Written request: Omit every picture and output the rest of the records exactly as they are.

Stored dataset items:

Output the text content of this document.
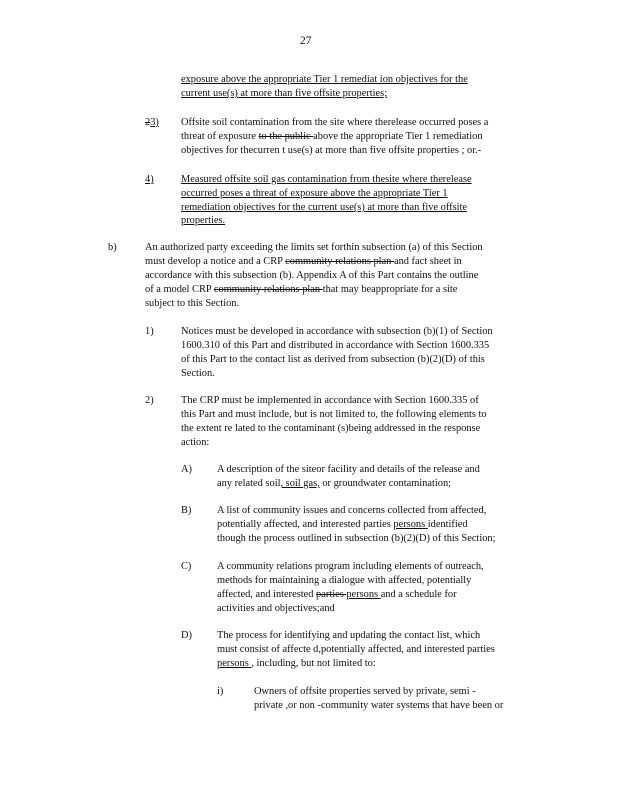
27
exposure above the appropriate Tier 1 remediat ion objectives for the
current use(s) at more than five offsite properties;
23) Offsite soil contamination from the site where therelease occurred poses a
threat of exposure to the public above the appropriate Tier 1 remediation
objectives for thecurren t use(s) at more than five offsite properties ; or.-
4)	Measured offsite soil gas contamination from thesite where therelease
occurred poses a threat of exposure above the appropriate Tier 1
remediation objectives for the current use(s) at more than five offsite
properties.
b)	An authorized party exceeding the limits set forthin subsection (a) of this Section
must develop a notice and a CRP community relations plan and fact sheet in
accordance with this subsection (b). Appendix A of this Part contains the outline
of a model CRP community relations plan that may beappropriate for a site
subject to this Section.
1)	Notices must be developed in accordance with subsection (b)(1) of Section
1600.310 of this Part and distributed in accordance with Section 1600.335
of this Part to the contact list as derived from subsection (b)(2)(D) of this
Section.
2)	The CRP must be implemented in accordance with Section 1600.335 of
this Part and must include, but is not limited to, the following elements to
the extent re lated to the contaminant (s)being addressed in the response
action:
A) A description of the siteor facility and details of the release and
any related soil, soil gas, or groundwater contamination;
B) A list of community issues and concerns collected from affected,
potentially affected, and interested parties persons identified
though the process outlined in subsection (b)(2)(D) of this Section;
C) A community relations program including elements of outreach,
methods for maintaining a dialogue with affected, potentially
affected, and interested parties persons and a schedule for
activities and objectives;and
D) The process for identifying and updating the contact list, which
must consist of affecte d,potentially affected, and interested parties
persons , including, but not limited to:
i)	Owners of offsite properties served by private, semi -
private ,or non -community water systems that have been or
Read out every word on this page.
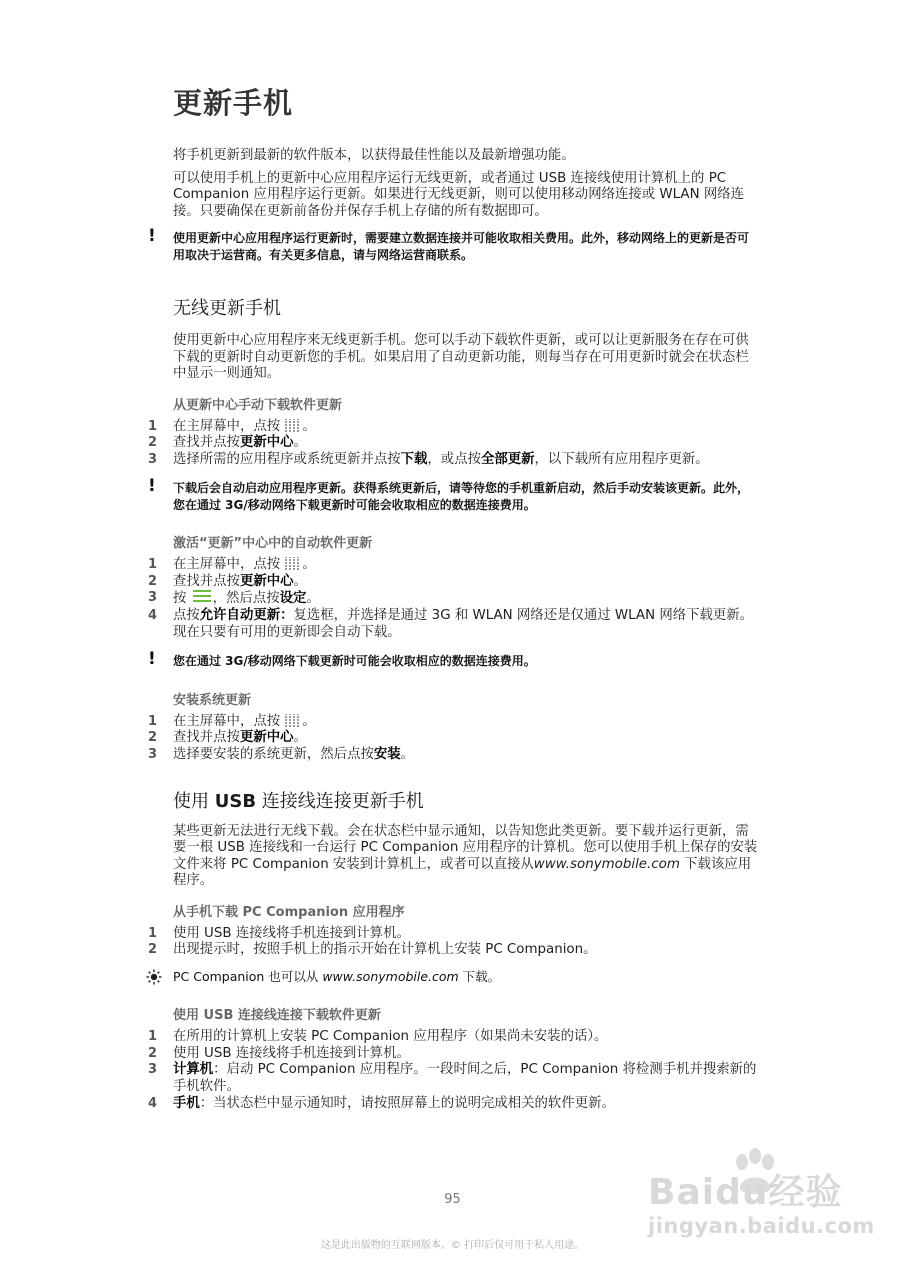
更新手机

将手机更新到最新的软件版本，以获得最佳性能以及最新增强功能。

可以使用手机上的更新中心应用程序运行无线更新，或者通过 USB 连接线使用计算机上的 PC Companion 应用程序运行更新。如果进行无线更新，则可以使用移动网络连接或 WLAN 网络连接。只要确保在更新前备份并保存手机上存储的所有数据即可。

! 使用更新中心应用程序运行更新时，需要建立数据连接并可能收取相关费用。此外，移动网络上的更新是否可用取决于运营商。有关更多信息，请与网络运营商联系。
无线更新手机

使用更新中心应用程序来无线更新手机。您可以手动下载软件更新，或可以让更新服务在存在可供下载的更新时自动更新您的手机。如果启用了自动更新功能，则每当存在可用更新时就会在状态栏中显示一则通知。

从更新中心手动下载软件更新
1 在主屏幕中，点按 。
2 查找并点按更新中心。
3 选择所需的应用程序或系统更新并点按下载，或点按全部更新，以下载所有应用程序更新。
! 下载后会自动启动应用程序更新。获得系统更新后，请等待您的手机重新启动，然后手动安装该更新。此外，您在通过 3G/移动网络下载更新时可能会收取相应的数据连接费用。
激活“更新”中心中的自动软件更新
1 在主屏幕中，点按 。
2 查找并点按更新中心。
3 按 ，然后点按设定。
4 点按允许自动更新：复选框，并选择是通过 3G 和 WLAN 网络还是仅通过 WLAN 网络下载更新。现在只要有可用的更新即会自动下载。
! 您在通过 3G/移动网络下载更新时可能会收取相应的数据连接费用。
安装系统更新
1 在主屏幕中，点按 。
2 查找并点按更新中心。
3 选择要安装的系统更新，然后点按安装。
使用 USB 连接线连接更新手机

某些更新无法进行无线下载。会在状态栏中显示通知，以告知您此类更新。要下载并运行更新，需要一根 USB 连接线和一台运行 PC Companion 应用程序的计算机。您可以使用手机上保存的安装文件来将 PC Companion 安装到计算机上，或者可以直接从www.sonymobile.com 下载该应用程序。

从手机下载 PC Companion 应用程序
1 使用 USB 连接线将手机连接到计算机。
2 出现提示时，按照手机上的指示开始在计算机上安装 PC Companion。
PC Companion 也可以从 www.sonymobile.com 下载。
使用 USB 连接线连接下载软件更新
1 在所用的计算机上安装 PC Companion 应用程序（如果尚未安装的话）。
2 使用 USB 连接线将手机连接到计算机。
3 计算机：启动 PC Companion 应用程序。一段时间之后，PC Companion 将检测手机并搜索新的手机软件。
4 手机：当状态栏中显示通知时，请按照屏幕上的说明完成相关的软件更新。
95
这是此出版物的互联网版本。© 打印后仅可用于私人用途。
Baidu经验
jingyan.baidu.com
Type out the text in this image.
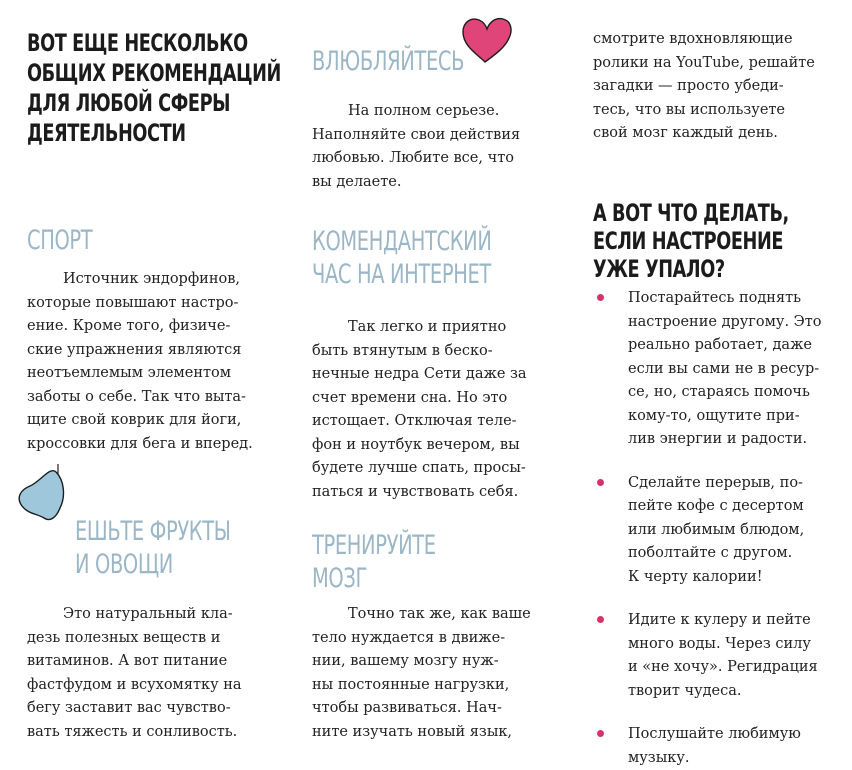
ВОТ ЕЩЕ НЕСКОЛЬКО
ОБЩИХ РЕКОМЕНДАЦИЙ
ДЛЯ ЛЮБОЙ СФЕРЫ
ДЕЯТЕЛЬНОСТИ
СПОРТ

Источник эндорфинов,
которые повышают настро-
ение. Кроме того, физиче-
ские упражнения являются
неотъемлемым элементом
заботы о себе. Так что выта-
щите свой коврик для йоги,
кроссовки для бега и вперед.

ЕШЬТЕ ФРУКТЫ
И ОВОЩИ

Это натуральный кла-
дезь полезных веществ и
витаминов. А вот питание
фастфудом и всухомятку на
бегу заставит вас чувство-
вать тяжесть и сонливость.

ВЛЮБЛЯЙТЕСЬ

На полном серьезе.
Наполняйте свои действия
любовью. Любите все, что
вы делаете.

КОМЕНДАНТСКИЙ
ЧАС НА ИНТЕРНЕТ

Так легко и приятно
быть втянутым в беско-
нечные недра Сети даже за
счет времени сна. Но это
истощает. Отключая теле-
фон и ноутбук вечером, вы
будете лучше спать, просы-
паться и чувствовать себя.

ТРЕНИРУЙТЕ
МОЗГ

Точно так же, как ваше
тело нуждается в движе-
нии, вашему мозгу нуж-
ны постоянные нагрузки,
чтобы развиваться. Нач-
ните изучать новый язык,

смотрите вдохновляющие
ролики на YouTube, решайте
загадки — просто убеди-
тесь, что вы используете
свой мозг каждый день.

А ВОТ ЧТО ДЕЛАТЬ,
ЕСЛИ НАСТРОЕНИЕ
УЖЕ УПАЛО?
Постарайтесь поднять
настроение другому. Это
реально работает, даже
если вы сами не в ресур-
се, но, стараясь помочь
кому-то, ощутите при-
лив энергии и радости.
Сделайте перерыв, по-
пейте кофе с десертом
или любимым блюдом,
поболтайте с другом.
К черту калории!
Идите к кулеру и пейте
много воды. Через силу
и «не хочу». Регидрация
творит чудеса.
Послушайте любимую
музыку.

Full response:
Output the text content of this document.
27
exposure above the appropriate Tier 1 remediat ion objectives for the
current use(s) at more than five offsite properties;
23) Offsite soil contamination from the site where therelease occurred poses a
threat of exposure to the public above the appropriate Tier 1 remediation
objectives for thecurren t use(s) at more than five offsite properties ; or.-
4)	Measured offsite soil gas contamination from thesite where therelease
occurred poses a threat of exposure above the appropriate Tier 1
remediation objectives for the current use(s) at more than five offsite
properties.
b)	An authorized party exceeding the limits set forthin subsection (a) of this Section
must develop a notice and a CRP community relations plan and fact sheet in
accordance with this subsection (b). Appendix A of this Part contains the outline
of a model CRP community relations plan that may beappropriate for a site
subject to this Section.
1)	Notices must be developed in accordance with subsection (b)(1) of Section
1600.310 of this Part and distributed in accordance with Section 1600.335
of this Part to the contact list as derived from subsection (b)(2)(D) of this
Section.
2)	The CRP must be implemented in accordance with Section 1600.335 of
this Part and must include, but is not limited to, the following elements to
the extent re lated to the contaminant (s)being addressed in the response
action:
A) A description of the siteor facility and details of the release and
any related soil, soil gas, or groundwater contamination;
B) A list of community issues and concerns collected from affected,
potentially affected, and interested parties persons identified
though the process outlined in subsection (b)(2)(D) of this Section;
C) A community relations program including elements of outreach,
methods for maintaining a dialogue with affected, potentially
affected, and interested parties persons and a schedule for
activities and objectives;and
D) The process for identifying and updating the contact list, which
must consist of affecte d,potentially affected, and interested parties
persons , including, but not limited to:
i)	Owners of offsite properties served by private, semi -
private ,or non -community water systems that have been or
Read out every word on this page.
更新手机

将手机更新到最新的软件版本，以获得最佳性能以及最新增强功能。

可以使用手机上的更新中心应用程序运行无线更新，或者通过 USB 连接线使用计算机上的 PC Companion 应用程序运行更新。如果进行无线更新，则可以使用移动网络连接或 WLAN 网络连接。只要确保在更新前备份并保存手机上存储的所有数据即可。

! 使用更新中心应用程序运行更新时，需要建立数据连接并可能收取相关费用。此外，移动网络上的更新是否可用取决于运营商。有关更多信息，请与网络运营商联系。
无线更新手机

使用更新中心应用程序来无线更新手机。您可以手动下载软件更新，或可以让更新服务在存在可供下载的更新时自动更新您的手机。如果启用了自动更新功能，则每当存在可用更新时就会在状态栏中显示一则通知。

从更新中心手动下载软件更新
1 在主屏幕中，点按 。
2 查找并点按更新中心。
3 选择所需的应用程序或系统更新并点按下载，或点按全部更新，以下载所有应用程序更新。
! 下载后会自动启动应用程序更新。获得系统更新后，请等待您的手机重新启动，然后手动安装该更新。此外，您在通过 3G/移动网络下载更新时可能会收取相应的数据连接费用。
激活“更新”中心中的自动软件更新
1 在主屏幕中，点按 。
2 查找并点按更新中心。
3 按 ，然后点按设定。
4 点按允许自动更新：复选框，并选择是通过 3G 和 WLAN 网络还是仅通过 WLAN 网络下载更新。现在只要有可用的更新即会自动下载。
! 您在通过 3G/移动网络下载更新时可能会收取相应的数据连接费用。
安装系统更新
1 在主屏幕中，点按 。
2 查找并点按更新中心。
3 选择要安装的系统更新，然后点按安装。
使用 USB 连接线连接更新手机

某些更新无法进行无线下载。会在状态栏中显示通知，以告知您此类更新。要下载并运行更新，需要一根 USB 连接线和一台运行 PC Companion 应用程序的计算机。您可以使用手机上保存的安装文件来将 PC Companion 安装到计算机上，或者可以直接从www.sonymobile.com 下载该应用程序。

从手机下载 PC Companion 应用程序
1 使用 USB 连接线将手机连接到计算机。
2 出现提示时，按照手机上的指示开始在计算机上安装 PC Companion。
PC Companion 也可以从 www.sonymobile.com 下载。
使用 USB 连接线连接下载软件更新
1 在所用的计算机上安装 PC Companion 应用程序（如果尚未安装的话）。
2 使用 USB 连接线将手机连接到计算机。
3 计算机：启动 PC Companion 应用程序。一段时间之后，PC Companion 将检测手机并搜索新的手机软件。
4 手机：当状态栏中显示通知时，请按照屏幕上的说明完成相关的软件更新。
95
这是此出版物的互联网版本。© 打印后仅可用于私人用途。
Baidu经验
jingyan.baidu.com
Type out the text in this image.
ВОТ ЕЩЕ НЕСКОЛЬКО
ОБЩИХ РЕКОМЕНДАЦИЙ
ДЛЯ ЛЮБОЙ СФЕРЫ
ДЕЯТЕЛЬНОСТИ
СПОРТ

Источник эндорфинов,
которые повышают настро-
ение. Кроме того, физиче-
ские упражнения являются
неотъемлемым элементом
заботы о себе. Так что выта-
щите свой коврик для йоги,
кроссовки для бега и вперед.

ЕШЬТЕ ФРУКТЫ
И ОВОЩИ

Это натуральный кла-
дезь полезных веществ и
витаминов. А вот питание
фастфудом и всухомятку на
бегу заставит вас чувство-
вать тяжесть и сонливость.

ВЛЮБЛЯЙТЕСЬ

На полном серьезе.
Наполняйте свои действия
любовью. Любите все, что
вы делаете.

КОМЕНДАНТСКИЙ
ЧАС НА ИНТЕРНЕТ

Так легко и приятно
быть втянутым в беско-
нечные недра Сети даже за
счет времени сна. Но это
истощает. Отключая теле-
фон и ноутбук вечером, вы
будете лучше спать, просы-
паться и чувствовать себя.

ТРЕНИРУЙТЕ
МОЗГ

Точно так же, как ваше
тело нуждается в движе-
нии, вашему мозгу нуж-
ны постоянные нагрузки,
чтобы развиваться. Нач-
ните изучать новый язык,

смотрите вдохновляющие
ролики на YouTube, решайте
загадки — просто убеди-
тесь, что вы используете
свой мозг каждый день.

А ВОТ ЧТО ДЕЛАТЬ,
ЕСЛИ НАСТРОЕНИЕ
УЖЕ УПАЛО?
Постарайтесь поднять
настроение другому. Это
реально работает, даже
если вы сами не в ресур-
се, но, стараясь помочь
кому-то, ощутите при-
лив энергии и радости.
Сделайте перерыв, по-
пейте кофе с десертом
или любимым блюдом,
поболтайте с другом.
К черту калории!
Идите к кулеру и пейте
много воды. Через силу
и «не хочу». Регидрация
творит чудеса.
Послушайте любимую
музыку.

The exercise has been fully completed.